++++ Material for the task ++++

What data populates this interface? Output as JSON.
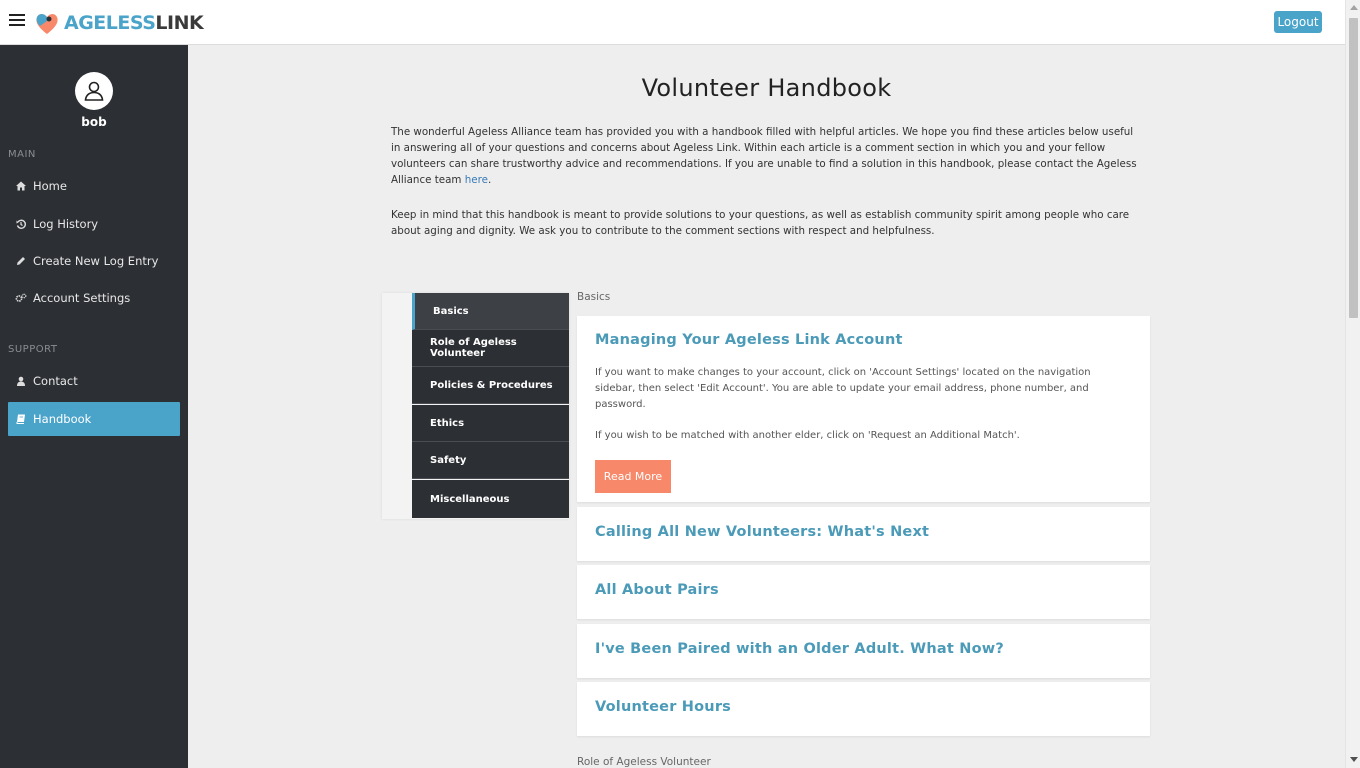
{
  "header": {
    "logo_part1": "AGELESS",
    "logo_part2": "LINK",
    "logout_label": "Logout"
  },
  "sidebar": {
    "username": "bob",
    "main_label": "MAIN",
    "support_label": "SUPPORT",
    "items": [
      {
        "label": "Home",
        "icon": "home-icon"
      },
      {
        "label": "Log History",
        "icon": "history-icon"
      },
      {
        "label": "Create New Log Entry",
        "icon": "pencil-icon"
      },
      {
        "label": "Account Settings",
        "icon": "cogs-icon"
      },
      {
        "label": "Contact",
        "icon": "user-icon"
      },
      {
        "label": "Handbook",
        "icon": "book-icon",
        "active": true
      }
    ]
  },
  "main": {
    "title": "Volunteer Handbook",
    "intro1_before": "The wonderful Ageless Alliance team has provided you with a handbook filled with helpful articles. We hope you find these articles below useful in answering all of your questions and concerns about Ageless Link. Within each article is a comment section in which you and your fellow volunteers can share trustworthy advice and recommendations. If you are unable to find a solution in this handbook, please contact the Ageless Alliance team",
    "intro1_link": "here",
    "intro1_after": ".",
    "intro2": "Keep in mind that this handbook is meant to provide solutions to your questions, as well as establish community spirit among people who care about aging and dignity. We ask you to contribute to the comment sections with respect and helpfulness.",
    "tabs": [
      "Basics",
      "Role of Ageless Volunteer",
      "Policies & Procedures",
      "Ethics",
      "Safety",
      "Miscellaneous"
    ],
    "category_label": "Basics",
    "next_category_label": "Role of Ageless Volunteer",
    "articles": [
      {
        "title": "Managing Your Ageless Link Account",
        "p1": "If you want to make changes to your account, click on 'Account Settings' located on the navigation sidebar, then select 'Edit Account'. You are able to update your email address, phone number, and password.",
        "p2": "If you wish to be matched with another elder, click on 'Request an Additional Match'.",
        "button": "Read More"
      },
      {
        "title": "Calling All New Volunteers: What's Next"
      },
      {
        "title": "All About Pairs"
      },
      {
        "title": "I've Been Paired with an Older Adult. What Now?"
      },
      {
        "title": "Volunteer Hours"
      }
    ]
  },
  "colors": {
    "accent": "#4aa3c9",
    "sidebar_bg": "#2c2f33",
    "read_more": "#f7896a",
    "article_title": "#4a9ab8"
  }
}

++++

§ **Direction**
Exclude the pictures and transcribe all of the entries exactly.

§ **Result for this exercise**
What data populates this interface? Output as JSON.
{
  "header": {
    "logo_part1": "AGELESS",
    "logo_part2": "LINK",
    "logout_label": "Logout"
  },
  "sidebar": {
    "username": "bob",
    "main_label": "MAIN",
    "support_label": "SUPPORT",
    "items": [
      {
        "label": "Home",
        "icon": "home-icon"
      },
      {
        "label": "Log History",
        "icon": "history-icon"
      },
      {
        "label": "Create New Log Entry",
        "icon": "pencil-icon"
      },
      {
        "label": "Account Settings",
        "icon": "cogs-icon"
      },
      {
        "label": "Contact",
        "icon": "user-icon"
      },
      {
        "label": "Handbook",
        "icon": "book-icon",
        "active": true
      }
    ]
  },
  "main": {
    "title": "Volunteer Handbook",
    "intro1_before": "The wonderful Ageless Alliance team has provided you with a handbook filled with helpful articles. We hope you find these articles below useful in answering all of your questions and concerns about Ageless Link. Within each article is a comment section in which you and your fellow volunteers can share trustworthy advice and recommendations. If you are unable to find a solution in this handbook, please contact the Ageless Alliance team",
    "intro1_link": "here",
    "intro1_after": ".",
    "intro2": "Keep in mind that this handbook is meant to provide solutions to your questions, as well as establish community spirit among people who care about aging and dignity. We ask you to contribute to the comment sections with respect and helpfulness.",
    "tabs": [
      "Basics",
      "Role of Ageless Volunteer",
      "Policies & Procedures",
      "Ethics",
      "Safety",
      "Miscellaneous"
    ],
    "category_label": "Basics",
    "next_category_label": "Role of Ageless Volunteer",
    "articles": [
      {
        "title": "Managing Your Ageless Link Account",
        "p1": "If you want to make changes to your account, click on 'Account Settings' located on the navigation sidebar, then select 'Edit Account'. You are able to update your email address, phone number, and password.",
        "p2": "If you wish to be matched with another elder, click on 'Request an Additional Match'.",
        "button": "Read More"
      },
      {
        "title": "Calling All New Volunteers: What's Next"
      },
      {
        "title": "All About Pairs"
      },
      {
        "title": "I've Been Paired with an Older Adult. What Now?"
      },
      {
        "title": "Volunteer Hours"
      }
    ]
  },
  "colors": {
    "accent": "#4aa3c9",
    "sidebar_bg": "#2c2f33",
    "read_more": "#f7896a",
    "article_title": "#4a9ab8"
  }
}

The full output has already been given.